# [Records for processing]
---------------

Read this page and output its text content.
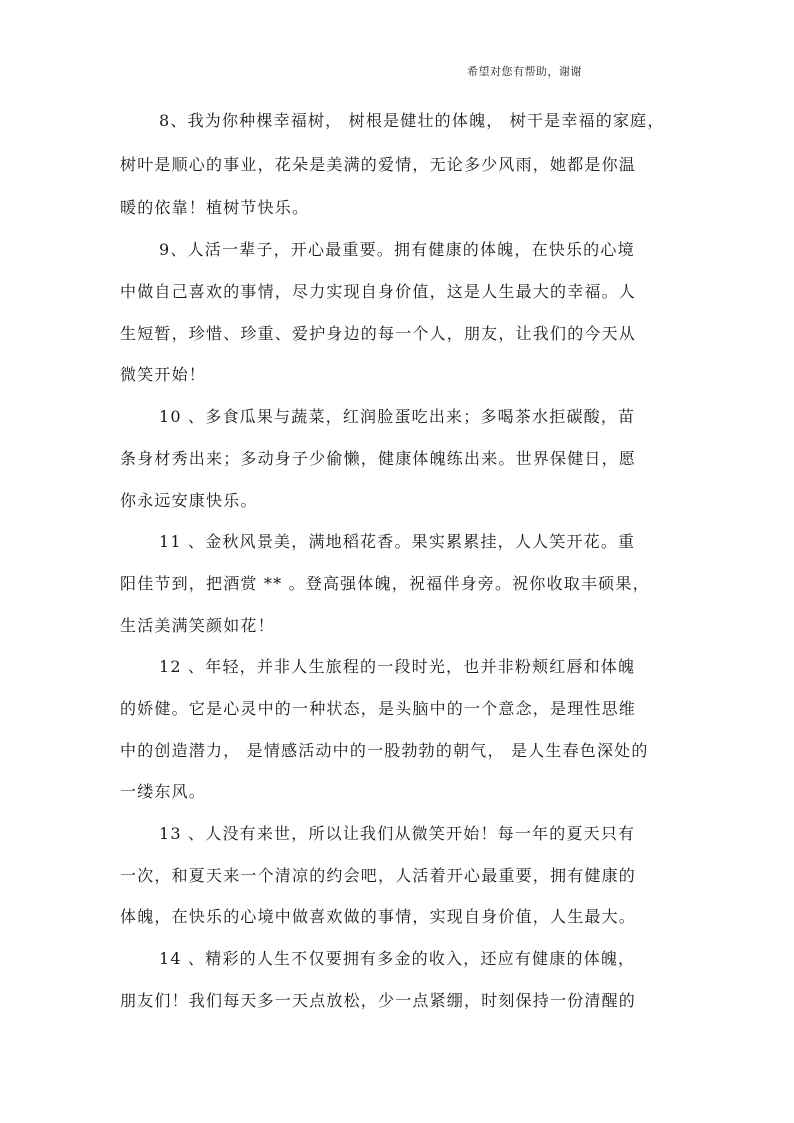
希望对您有帮助，谢谢
8、我为你种棵幸福树， 树根是健壮的体魄， 树干是幸福的家庭，
树叶是顺心的事业，花朵是美满的爱情，无论多少风雨，她都是你温
暖的依靠！植树节快乐。
9、人活一辈子，开心最重要。拥有健康的体魄，在快乐的心境
中做自己喜欢的事情，尽力实现自身价值，这是人生最大的幸福。人
生短暂，珍惜、珍重、爱护身边的每一个人，朋友，让我们的今天从
微笑开始！
10 、多食瓜果与蔬菜，红润脸蛋吃出来；多喝茶水拒碳酸，苗
条身材秀出来；多动身子少偷懒，健康体魄练出来。世界保健日，愿
你永远安康快乐。
11 、金秋风景美，满地稻花香。果实累累挂，人人笑开花。重
阳佳节到，把酒赏 ** 。登高强体魄，祝福伴身旁。祝你收取丰硕果，
生活美满笑颜如花！
12 、年轻，并非人生旅程的一段时光，也并非粉颊红唇和体魄
的娇健。它是心灵中的一种状态，是头脑中的一个意念，是理性思维
中的创造潜力， 是情感活动中的一股勃勃的朝气， 是人生春色深处的
一缕东风。
13 、人没有来世，所以让我们从微笑开始！每一年的夏天只有
一次，和夏天来一个清凉的约会吧，人活着开心最重要，拥有健康的
体魄，在快乐的心境中做喜欢做的事情，实现自身价值，人生最大。
14 、精彩的人生不仅要拥有多金的收入，还应有健康的体魄，
朋友们！我们每天多一天点放松，少一点紧绷，时刻保持一份清醒的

---------------

# [Required work]
Set every line down exactly as written, leaving each picture out.

# [Response to this task]
Read this page and output its text content.
希望对您有帮助，谢谢
8、我为你种棵幸福树， 树根是健壮的体魄， 树干是幸福的家庭，
树叶是顺心的事业，花朵是美满的爱情，无论多少风雨，她都是你温
暖的依靠！植树节快乐。
9、人活一辈子，开心最重要。拥有健康的体魄，在快乐的心境
中做自己喜欢的事情，尽力实现自身价值，这是人生最大的幸福。人
生短暂，珍惜、珍重、爱护身边的每一个人，朋友，让我们的今天从
微笑开始！
10 、多食瓜果与蔬菜，红润脸蛋吃出来；多喝茶水拒碳酸，苗
条身材秀出来；多动身子少偷懒，健康体魄练出来。世界保健日，愿
你永远安康快乐。
11 、金秋风景美，满地稻花香。果实累累挂，人人笑开花。重
阳佳节到，把酒赏 ** 。登高强体魄，祝福伴身旁。祝你收取丰硕果，
生活美满笑颜如花！
12 、年轻，并非人生旅程的一段时光，也并非粉颊红唇和体魄
的娇健。它是心灵中的一种状态，是头脑中的一个意念，是理性思维
中的创造潜力， 是情感活动中的一股勃勃的朝气， 是人生春色深处的
一缕东风。
13 、人没有来世，所以让我们从微笑开始！每一年的夏天只有
一次，和夏天来一个清凉的约会吧，人活着开心最重要，拥有健康的
体魄，在快乐的心境中做喜欢做的事情，实现自身价值，人生最大。
14 、精彩的人生不仅要拥有多金的收入，还应有健康的体魄，
朋友们！我们每天多一天点放松，少一点紧绷，时刻保持一份清醒的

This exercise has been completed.